▶ DATA FOR THIS TASK
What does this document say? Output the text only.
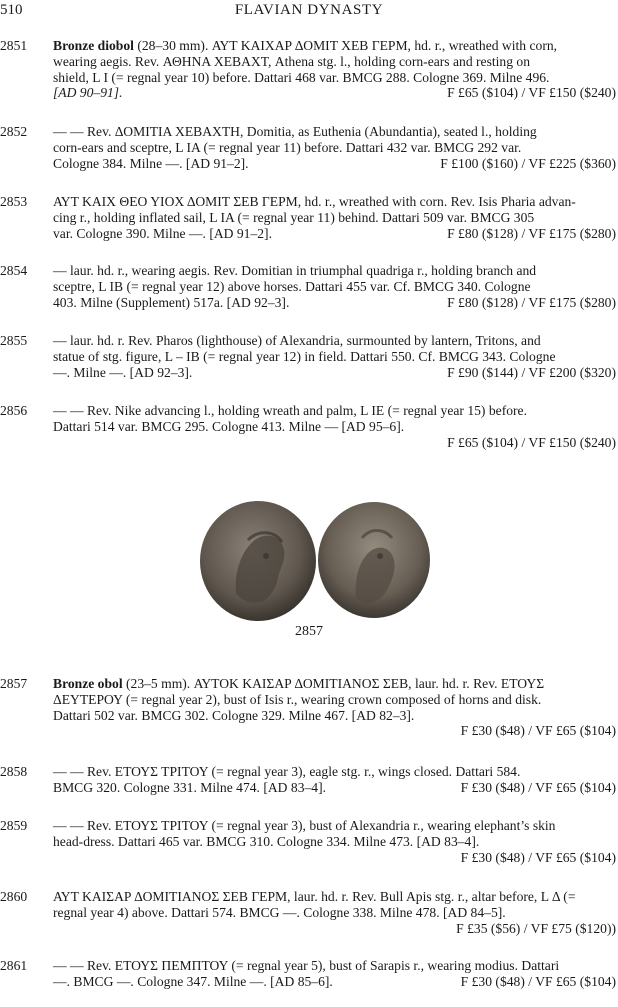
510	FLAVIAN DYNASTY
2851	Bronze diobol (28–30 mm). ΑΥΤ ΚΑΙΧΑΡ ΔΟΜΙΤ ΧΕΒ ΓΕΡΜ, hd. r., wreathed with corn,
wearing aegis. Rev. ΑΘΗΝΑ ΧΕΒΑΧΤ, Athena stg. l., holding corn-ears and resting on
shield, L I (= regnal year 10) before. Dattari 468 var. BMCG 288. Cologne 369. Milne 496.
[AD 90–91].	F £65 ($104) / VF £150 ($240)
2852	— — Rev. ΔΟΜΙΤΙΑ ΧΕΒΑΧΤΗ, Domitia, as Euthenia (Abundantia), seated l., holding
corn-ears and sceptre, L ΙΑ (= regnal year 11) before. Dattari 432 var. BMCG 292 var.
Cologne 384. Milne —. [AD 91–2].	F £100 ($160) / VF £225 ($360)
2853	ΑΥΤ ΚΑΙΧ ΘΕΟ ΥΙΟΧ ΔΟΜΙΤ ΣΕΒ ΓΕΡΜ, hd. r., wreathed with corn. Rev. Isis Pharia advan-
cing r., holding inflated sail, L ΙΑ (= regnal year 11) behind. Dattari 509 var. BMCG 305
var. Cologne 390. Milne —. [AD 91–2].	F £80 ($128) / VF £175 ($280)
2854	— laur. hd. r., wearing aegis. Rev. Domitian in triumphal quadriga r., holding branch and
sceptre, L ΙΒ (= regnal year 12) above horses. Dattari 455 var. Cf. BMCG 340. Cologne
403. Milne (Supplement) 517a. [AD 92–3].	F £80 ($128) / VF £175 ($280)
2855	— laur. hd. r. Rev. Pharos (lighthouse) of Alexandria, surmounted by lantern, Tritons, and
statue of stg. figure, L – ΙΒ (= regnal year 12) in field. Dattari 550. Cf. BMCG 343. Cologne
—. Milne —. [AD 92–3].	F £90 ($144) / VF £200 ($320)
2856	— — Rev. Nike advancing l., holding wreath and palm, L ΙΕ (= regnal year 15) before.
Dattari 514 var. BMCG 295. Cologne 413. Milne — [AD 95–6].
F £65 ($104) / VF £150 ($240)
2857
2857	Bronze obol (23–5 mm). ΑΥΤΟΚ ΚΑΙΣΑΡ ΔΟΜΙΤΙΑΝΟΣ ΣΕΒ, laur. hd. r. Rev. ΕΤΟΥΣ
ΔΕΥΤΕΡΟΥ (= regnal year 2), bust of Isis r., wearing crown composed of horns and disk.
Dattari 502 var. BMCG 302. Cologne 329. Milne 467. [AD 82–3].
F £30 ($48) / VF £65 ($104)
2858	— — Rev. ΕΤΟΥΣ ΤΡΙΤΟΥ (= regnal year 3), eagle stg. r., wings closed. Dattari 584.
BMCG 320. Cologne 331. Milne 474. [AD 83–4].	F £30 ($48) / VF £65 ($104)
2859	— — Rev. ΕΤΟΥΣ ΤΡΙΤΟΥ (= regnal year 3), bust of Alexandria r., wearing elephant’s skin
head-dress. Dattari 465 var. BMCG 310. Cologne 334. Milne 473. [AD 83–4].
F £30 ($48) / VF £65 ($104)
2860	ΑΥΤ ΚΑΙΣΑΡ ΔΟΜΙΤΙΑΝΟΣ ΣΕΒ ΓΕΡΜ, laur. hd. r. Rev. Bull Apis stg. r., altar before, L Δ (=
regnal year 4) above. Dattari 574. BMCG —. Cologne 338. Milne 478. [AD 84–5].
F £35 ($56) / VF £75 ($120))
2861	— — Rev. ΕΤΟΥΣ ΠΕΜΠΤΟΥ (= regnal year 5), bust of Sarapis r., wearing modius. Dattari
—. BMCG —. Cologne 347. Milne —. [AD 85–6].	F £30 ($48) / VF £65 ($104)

▶ GIVEN PROBLEM
Exactly reproduce the entries above, minus the pictures.

▶ ANSWER TO THIS PROBLEM
What does this document say? Output the text only.
510	FLAVIAN DYNASTY
2851	Bronze diobol (28–30 mm). ΑΥΤ ΚΑΙΧΑΡ ΔΟΜΙΤ ΧΕΒ ΓΕΡΜ, hd. r., wreathed with corn,
wearing aegis. Rev. ΑΘΗΝΑ ΧΕΒΑΧΤ, Athena stg. l., holding corn-ears and resting on
shield, L I (= regnal year 10) before. Dattari 468 var. BMCG 288. Cologne 369. Milne 496.
[AD 90–91].	F £65 ($104) / VF £150 ($240)
2852	— — Rev. ΔΟΜΙΤΙΑ ΧΕΒΑΧΤΗ, Domitia, as Euthenia (Abundantia), seated l., holding
corn-ears and sceptre, L ΙΑ (= regnal year 11) before. Dattari 432 var. BMCG 292 var.
Cologne 384. Milne —. [AD 91–2].	F £100 ($160) / VF £225 ($360)
2853	ΑΥΤ ΚΑΙΧ ΘΕΟ ΥΙΟΧ ΔΟΜΙΤ ΣΕΒ ΓΕΡΜ, hd. r., wreathed with corn. Rev. Isis Pharia advan-
cing r., holding inflated sail, L ΙΑ (= regnal year 11) behind. Dattari 509 var. BMCG 305
var. Cologne 390. Milne —. [AD 91–2].	F £80 ($128) / VF £175 ($280)
2854	— laur. hd. r., wearing aegis. Rev. Domitian in triumphal quadriga r., holding branch and
sceptre, L ΙΒ (= regnal year 12) above horses. Dattari 455 var. Cf. BMCG 340. Cologne
403. Milne (Supplement) 517a. [AD 92–3].	F £80 ($128) / VF £175 ($280)
2855	— laur. hd. r. Rev. Pharos (lighthouse) of Alexandria, surmounted by lantern, Tritons, and
statue of stg. figure, L – ΙΒ (= regnal year 12) in field. Dattari 550. Cf. BMCG 343. Cologne
—. Milne —. [AD 92–3].	F £90 ($144) / VF £200 ($320)
2856	— — Rev. Nike advancing l., holding wreath and palm, L ΙΕ (= regnal year 15) before.
Dattari 514 var. BMCG 295. Cologne 413. Milne — [AD 95–6].
F £65 ($104) / VF £150 ($240)
2857
2857	Bronze obol (23–5 mm). ΑΥΤΟΚ ΚΑΙΣΑΡ ΔΟΜΙΤΙΑΝΟΣ ΣΕΒ, laur. hd. r. Rev. ΕΤΟΥΣ
ΔΕΥΤΕΡΟΥ (= regnal year 2), bust of Isis r., wearing crown composed of horns and disk.
Dattari 502 var. BMCG 302. Cologne 329. Milne 467. [AD 82–3].
F £30 ($48) / VF £65 ($104)
2858	— — Rev. ΕΤΟΥΣ ΤΡΙΤΟΥ (= regnal year 3), eagle stg. r., wings closed. Dattari 584.
BMCG 320. Cologne 331. Milne 474. [AD 83–4].	F £30 ($48) / VF £65 ($104)
2859	— — Rev. ΕΤΟΥΣ ΤΡΙΤΟΥ (= regnal year 3), bust of Alexandria r., wearing elephant’s skin
head-dress. Dattari 465 var. BMCG 310. Cologne 334. Milne 473. [AD 83–4].
F £30 ($48) / VF £65 ($104)
2860	ΑΥΤ ΚΑΙΣΑΡ ΔΟΜΙΤΙΑΝΟΣ ΣΕΒ ΓΕΡΜ, laur. hd. r. Rev. Bull Apis stg. r., altar before, L Δ (=
regnal year 4) above. Dattari 574. BMCG —. Cologne 338. Milne 478. [AD 84–5].
F £35 ($56) / VF £75 ($120))
2861	— — Rev. ΕΤΟΥΣ ΠΕΜΠΤΟΥ (= regnal year 5), bust of Sarapis r., wearing modius. Dattari
—. BMCG —. Cologne 347. Milne —. [AD 85–6].	F £30 ($48) / VF £65 ($104)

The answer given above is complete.